> [GOAL]: Check each line of the listing, and copy it if it contains the word "name".

===

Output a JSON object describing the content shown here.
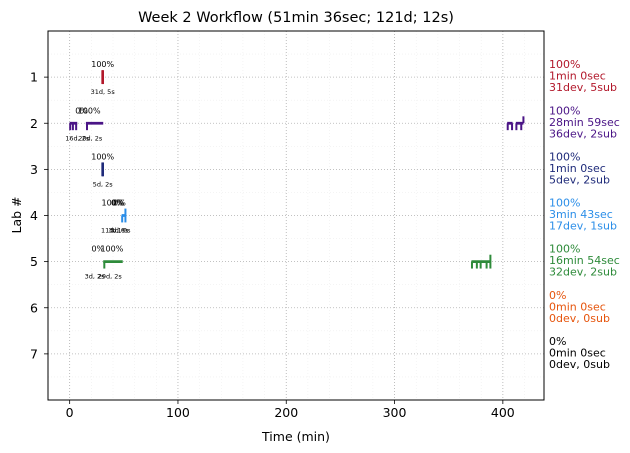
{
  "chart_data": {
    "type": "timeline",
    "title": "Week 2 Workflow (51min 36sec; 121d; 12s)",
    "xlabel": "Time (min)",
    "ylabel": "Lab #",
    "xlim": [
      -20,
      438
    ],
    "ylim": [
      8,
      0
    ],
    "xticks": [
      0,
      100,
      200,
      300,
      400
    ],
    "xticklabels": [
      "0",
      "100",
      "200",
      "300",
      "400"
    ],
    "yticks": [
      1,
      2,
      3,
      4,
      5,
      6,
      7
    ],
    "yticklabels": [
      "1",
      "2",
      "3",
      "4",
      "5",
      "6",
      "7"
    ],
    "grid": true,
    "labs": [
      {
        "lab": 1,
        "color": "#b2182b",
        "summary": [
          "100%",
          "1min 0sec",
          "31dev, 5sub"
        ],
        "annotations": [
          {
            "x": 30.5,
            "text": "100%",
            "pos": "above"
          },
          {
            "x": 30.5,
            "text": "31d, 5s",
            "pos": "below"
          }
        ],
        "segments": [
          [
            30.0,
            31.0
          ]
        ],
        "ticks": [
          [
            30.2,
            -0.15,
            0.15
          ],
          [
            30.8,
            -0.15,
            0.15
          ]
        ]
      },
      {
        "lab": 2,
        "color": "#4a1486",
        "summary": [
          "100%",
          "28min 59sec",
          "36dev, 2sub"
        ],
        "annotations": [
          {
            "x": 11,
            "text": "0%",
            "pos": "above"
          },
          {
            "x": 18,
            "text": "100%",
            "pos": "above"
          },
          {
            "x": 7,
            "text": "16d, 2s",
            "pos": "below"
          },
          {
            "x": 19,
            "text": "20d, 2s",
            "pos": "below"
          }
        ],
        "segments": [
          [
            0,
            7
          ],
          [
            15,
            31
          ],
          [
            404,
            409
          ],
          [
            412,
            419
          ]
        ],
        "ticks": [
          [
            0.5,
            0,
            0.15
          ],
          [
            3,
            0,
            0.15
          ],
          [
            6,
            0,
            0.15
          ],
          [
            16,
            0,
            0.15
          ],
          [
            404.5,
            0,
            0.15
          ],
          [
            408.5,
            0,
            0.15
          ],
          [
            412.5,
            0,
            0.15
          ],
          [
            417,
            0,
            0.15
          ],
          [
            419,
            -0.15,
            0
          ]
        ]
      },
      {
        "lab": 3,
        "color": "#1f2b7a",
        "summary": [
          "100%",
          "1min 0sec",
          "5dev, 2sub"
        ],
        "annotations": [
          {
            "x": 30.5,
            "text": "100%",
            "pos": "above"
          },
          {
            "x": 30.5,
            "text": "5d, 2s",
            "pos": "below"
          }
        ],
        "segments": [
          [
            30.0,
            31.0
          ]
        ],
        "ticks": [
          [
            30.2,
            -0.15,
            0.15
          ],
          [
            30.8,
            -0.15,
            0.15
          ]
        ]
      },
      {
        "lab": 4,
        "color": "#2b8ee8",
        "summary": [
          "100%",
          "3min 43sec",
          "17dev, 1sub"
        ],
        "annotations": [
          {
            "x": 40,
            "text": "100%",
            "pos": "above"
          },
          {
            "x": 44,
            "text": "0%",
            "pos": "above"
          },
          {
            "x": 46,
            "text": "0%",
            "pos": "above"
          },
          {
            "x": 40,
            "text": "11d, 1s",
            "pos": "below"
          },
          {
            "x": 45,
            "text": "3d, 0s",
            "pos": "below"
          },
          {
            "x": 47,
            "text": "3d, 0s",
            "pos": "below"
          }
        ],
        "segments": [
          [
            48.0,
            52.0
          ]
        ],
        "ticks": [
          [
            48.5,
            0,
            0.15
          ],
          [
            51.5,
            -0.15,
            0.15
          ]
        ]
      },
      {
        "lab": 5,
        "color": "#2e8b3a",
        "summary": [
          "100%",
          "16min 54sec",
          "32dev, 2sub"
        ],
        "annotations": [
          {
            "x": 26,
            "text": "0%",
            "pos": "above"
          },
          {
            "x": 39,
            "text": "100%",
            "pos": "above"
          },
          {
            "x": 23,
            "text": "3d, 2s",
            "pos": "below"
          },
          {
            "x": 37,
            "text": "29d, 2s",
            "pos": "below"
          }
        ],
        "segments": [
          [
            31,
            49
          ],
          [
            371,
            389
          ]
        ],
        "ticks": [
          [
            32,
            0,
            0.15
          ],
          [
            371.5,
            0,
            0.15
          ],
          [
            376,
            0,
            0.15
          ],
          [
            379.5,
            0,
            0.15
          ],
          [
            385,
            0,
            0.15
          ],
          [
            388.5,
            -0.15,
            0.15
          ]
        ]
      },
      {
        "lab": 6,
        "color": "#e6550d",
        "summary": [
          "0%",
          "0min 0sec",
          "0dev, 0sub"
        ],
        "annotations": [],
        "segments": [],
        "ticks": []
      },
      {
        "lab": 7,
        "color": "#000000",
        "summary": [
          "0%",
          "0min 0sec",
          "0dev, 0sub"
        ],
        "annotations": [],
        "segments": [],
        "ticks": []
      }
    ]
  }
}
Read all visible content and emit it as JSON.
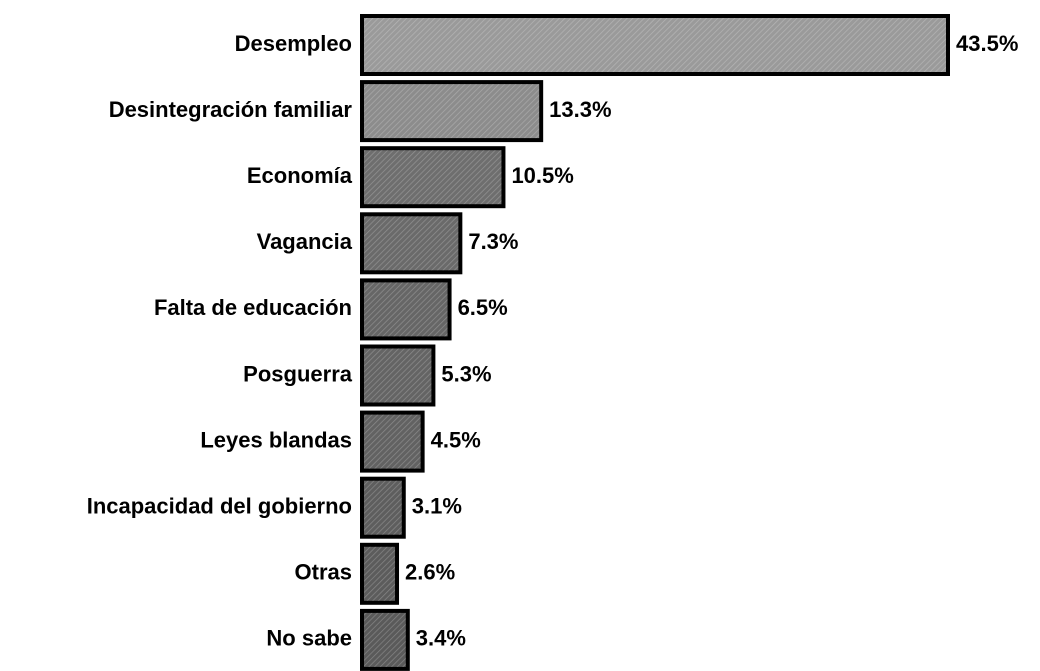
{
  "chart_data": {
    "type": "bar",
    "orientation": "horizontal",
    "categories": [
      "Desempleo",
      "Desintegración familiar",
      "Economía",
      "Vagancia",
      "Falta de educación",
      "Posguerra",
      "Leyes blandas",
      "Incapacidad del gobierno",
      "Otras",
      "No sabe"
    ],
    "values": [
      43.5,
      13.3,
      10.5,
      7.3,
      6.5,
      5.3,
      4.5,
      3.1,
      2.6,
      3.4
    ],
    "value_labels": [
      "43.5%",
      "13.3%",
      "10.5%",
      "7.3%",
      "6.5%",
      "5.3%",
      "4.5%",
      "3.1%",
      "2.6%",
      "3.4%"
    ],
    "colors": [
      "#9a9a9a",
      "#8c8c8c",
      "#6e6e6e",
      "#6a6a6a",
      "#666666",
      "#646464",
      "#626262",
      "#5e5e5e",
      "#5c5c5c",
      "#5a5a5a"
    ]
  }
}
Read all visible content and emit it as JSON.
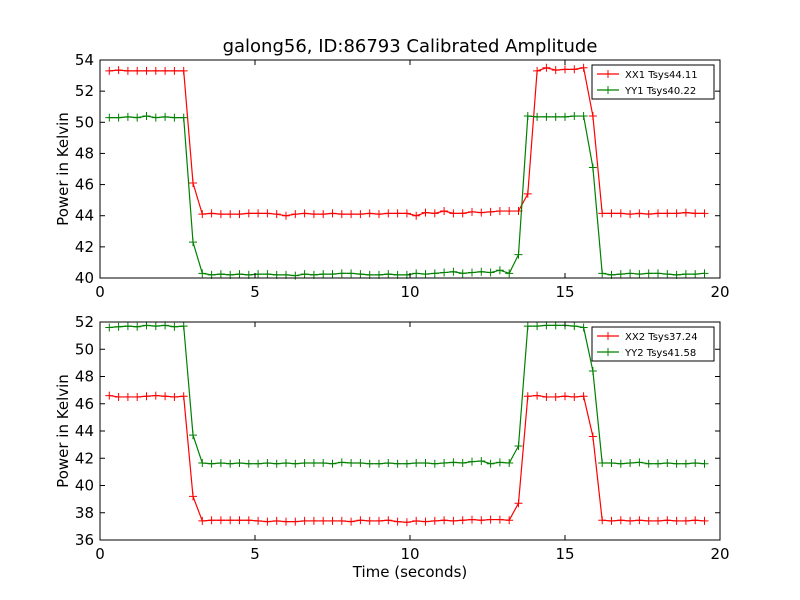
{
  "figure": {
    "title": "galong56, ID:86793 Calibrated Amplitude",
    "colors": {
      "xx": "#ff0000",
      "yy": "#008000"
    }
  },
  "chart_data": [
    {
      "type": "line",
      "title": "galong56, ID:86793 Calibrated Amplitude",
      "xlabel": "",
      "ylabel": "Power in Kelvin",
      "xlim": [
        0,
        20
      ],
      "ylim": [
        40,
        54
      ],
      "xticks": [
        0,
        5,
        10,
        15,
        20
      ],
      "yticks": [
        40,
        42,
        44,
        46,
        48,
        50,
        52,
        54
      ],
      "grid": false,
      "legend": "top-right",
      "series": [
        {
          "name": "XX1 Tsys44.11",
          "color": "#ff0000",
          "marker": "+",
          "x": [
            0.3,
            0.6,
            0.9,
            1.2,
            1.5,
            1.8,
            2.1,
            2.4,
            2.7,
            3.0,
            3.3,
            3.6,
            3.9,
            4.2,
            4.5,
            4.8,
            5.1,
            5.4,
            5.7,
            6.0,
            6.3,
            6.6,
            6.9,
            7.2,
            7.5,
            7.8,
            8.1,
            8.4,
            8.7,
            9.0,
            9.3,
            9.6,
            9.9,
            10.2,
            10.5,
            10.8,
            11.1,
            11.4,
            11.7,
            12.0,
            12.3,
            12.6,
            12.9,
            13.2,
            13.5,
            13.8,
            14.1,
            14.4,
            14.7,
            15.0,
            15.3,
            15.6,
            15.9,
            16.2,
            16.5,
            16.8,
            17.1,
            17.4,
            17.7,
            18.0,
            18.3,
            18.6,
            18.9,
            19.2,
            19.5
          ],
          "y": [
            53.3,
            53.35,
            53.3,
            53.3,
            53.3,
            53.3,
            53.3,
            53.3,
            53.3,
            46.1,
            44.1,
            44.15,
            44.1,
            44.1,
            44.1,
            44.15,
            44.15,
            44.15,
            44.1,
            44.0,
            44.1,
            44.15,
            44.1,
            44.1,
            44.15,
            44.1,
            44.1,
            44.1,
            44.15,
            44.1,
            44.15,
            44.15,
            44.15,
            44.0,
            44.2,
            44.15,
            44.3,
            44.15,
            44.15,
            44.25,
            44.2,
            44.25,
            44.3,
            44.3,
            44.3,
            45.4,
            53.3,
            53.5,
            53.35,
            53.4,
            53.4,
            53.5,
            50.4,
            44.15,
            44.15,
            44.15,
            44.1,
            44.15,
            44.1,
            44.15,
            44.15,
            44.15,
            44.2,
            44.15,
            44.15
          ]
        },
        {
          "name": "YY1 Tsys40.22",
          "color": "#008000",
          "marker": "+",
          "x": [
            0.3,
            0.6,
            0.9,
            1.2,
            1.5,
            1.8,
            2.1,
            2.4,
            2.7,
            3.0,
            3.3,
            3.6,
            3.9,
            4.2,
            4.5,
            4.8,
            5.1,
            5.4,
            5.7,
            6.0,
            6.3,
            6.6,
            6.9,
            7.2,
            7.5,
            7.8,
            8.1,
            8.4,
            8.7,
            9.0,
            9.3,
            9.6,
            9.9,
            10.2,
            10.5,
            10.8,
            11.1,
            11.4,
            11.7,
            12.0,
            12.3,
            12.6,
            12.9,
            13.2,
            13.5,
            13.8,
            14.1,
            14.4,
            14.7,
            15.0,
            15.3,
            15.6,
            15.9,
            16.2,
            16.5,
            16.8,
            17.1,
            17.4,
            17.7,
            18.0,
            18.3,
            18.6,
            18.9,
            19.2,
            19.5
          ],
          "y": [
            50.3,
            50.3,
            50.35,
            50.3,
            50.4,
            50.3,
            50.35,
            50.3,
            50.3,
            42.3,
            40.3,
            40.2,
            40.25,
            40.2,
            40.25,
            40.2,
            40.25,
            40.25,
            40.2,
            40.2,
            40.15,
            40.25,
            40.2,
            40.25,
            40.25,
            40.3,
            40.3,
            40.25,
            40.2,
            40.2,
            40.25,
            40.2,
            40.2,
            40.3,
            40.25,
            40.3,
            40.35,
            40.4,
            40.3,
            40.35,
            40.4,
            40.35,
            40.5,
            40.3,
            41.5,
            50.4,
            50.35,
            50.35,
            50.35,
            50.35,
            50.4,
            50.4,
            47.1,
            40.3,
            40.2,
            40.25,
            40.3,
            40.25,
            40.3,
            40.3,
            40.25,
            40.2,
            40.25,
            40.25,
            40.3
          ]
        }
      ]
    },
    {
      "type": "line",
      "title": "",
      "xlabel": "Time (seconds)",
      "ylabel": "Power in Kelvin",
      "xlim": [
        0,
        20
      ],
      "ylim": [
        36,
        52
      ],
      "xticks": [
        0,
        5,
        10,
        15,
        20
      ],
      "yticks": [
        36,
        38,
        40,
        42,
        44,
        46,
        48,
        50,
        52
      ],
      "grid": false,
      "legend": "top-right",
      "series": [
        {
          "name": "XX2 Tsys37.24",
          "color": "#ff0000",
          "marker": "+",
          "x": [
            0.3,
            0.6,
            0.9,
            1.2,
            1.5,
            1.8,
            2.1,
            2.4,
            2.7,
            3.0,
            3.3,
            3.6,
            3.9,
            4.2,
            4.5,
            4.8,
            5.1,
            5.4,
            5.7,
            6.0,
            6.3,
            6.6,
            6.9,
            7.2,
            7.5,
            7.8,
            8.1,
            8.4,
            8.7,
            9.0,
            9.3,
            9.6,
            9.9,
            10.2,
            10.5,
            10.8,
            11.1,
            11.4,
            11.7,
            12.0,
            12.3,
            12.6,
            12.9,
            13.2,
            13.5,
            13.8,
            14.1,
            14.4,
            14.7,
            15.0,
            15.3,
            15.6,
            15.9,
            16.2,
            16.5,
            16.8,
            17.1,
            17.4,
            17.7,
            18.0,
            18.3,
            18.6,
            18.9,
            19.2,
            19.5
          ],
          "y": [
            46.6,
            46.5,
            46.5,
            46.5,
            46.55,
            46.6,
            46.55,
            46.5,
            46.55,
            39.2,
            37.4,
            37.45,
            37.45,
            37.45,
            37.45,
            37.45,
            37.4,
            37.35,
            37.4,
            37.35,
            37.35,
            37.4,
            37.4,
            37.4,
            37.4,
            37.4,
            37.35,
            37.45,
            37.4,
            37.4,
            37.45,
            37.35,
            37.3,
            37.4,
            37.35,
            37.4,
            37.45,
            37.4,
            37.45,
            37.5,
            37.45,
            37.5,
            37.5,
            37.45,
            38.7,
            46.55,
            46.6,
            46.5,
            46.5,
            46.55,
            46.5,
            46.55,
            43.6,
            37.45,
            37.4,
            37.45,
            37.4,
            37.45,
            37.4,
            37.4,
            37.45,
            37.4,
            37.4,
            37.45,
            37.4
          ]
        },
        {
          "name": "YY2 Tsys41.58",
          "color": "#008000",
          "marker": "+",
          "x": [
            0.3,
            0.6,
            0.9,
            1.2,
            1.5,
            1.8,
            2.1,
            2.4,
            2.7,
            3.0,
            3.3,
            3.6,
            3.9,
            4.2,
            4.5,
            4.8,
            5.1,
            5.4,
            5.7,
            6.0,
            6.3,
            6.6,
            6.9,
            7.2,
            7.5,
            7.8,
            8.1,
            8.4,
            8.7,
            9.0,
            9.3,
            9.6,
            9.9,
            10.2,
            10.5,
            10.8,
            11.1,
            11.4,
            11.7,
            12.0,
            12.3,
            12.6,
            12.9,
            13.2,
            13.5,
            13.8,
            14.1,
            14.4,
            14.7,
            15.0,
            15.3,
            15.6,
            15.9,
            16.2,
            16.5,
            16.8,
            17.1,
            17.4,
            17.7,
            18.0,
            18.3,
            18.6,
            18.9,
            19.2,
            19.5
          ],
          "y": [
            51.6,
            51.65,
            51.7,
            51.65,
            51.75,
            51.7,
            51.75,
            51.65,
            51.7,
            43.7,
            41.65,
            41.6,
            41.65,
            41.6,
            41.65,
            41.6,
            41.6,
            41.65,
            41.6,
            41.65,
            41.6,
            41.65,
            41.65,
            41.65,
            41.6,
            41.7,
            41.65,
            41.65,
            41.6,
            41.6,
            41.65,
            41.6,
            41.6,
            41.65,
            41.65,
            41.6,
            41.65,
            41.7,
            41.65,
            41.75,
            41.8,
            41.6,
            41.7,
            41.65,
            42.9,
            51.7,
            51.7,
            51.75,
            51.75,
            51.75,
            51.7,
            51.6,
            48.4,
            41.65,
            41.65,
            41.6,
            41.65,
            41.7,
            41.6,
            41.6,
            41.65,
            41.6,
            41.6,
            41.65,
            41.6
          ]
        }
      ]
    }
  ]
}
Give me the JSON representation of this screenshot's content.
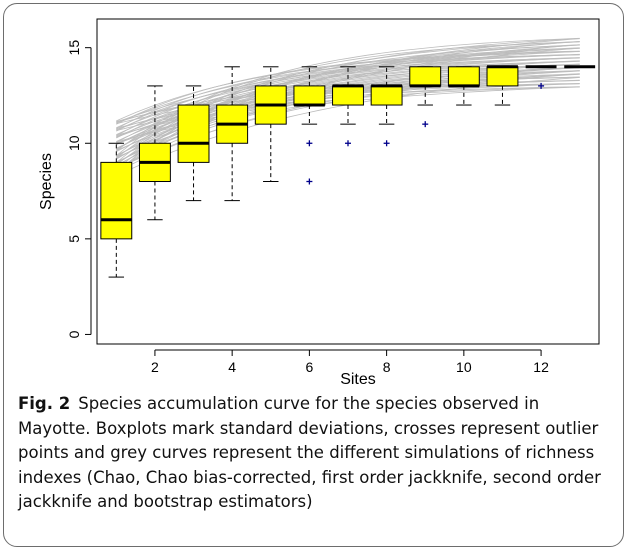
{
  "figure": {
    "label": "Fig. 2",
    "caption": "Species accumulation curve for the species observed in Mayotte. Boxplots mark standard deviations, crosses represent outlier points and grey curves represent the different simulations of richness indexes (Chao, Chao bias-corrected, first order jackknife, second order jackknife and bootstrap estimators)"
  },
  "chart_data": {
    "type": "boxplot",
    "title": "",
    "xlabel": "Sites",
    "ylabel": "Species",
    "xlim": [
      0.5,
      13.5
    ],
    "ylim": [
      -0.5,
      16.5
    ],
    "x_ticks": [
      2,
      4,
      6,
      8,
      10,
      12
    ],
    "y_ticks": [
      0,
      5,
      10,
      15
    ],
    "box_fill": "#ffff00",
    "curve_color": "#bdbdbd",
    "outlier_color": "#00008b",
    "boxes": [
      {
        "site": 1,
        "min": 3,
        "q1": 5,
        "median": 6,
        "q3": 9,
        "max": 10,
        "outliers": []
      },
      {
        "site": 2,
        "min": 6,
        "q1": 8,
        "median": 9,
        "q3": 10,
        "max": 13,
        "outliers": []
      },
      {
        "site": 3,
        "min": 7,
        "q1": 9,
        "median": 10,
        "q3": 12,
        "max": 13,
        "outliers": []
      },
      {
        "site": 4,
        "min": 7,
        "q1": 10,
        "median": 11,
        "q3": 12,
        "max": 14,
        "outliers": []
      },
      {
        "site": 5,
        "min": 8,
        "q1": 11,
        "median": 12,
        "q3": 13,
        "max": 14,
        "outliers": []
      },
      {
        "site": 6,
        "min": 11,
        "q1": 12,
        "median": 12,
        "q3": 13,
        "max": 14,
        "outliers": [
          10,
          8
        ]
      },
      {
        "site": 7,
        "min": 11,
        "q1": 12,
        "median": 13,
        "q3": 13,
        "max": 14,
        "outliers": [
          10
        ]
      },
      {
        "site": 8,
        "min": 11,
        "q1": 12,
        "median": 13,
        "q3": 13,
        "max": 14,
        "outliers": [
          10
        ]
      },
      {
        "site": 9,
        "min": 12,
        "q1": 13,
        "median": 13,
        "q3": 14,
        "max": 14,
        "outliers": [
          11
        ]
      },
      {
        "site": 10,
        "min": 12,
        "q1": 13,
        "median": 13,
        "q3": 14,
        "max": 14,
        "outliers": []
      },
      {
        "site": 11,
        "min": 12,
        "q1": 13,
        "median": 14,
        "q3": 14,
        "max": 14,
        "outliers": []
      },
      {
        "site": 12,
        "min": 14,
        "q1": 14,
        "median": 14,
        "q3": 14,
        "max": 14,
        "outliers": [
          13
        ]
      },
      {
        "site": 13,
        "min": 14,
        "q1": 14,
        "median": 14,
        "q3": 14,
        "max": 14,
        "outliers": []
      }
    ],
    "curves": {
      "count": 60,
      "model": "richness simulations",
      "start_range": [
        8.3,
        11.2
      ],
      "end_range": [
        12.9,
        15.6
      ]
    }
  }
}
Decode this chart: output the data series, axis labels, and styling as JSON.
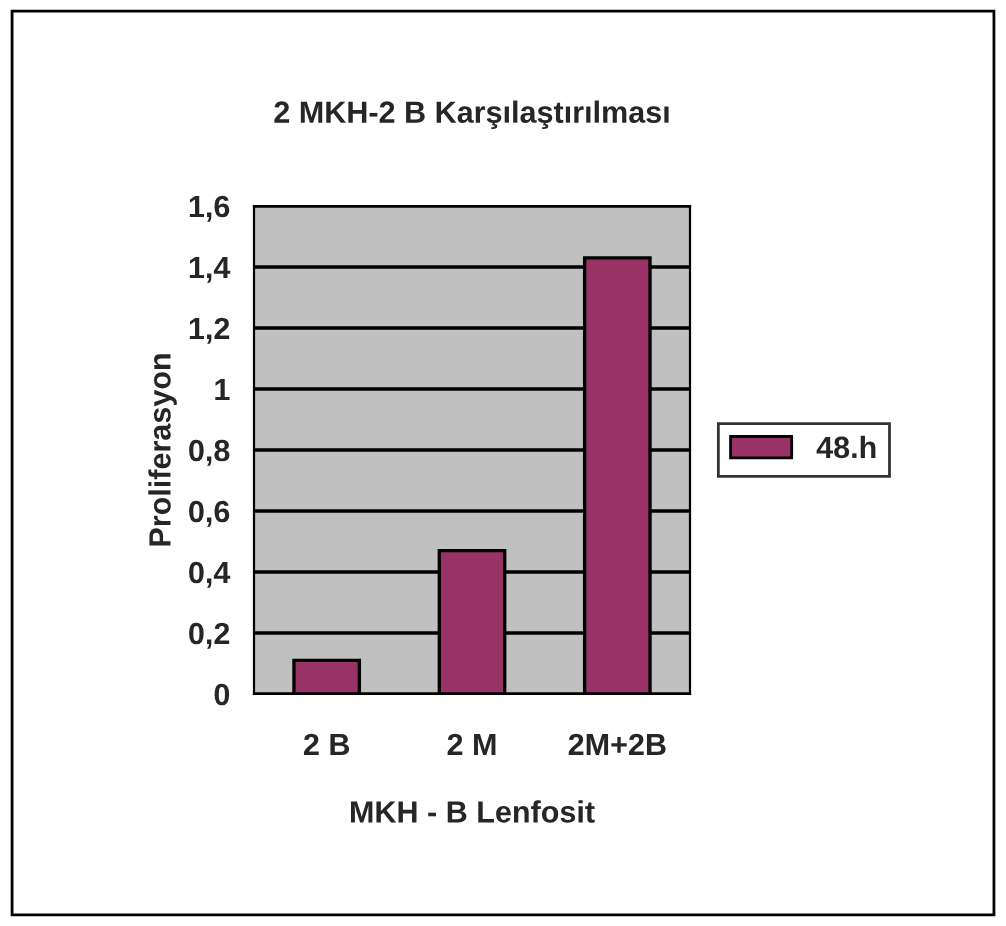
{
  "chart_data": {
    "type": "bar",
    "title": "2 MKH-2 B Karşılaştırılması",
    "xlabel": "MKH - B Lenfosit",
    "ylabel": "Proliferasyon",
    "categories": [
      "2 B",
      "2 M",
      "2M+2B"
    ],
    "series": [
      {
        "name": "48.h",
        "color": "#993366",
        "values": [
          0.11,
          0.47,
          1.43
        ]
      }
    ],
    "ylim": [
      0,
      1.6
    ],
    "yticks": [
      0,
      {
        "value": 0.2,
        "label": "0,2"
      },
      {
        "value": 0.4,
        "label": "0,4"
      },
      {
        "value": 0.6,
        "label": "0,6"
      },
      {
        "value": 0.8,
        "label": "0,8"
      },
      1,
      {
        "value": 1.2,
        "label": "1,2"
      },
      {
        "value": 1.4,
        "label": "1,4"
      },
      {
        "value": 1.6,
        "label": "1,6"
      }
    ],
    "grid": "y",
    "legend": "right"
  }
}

===

> [RESULT]:
          "name": "XX1 Tsys44.11",
          "name": "YY1 Tsys40.22",
          "name": "XX2 Tsys37.24",
          "name": "YY2 Tsys41.58",
        "name": "48.h",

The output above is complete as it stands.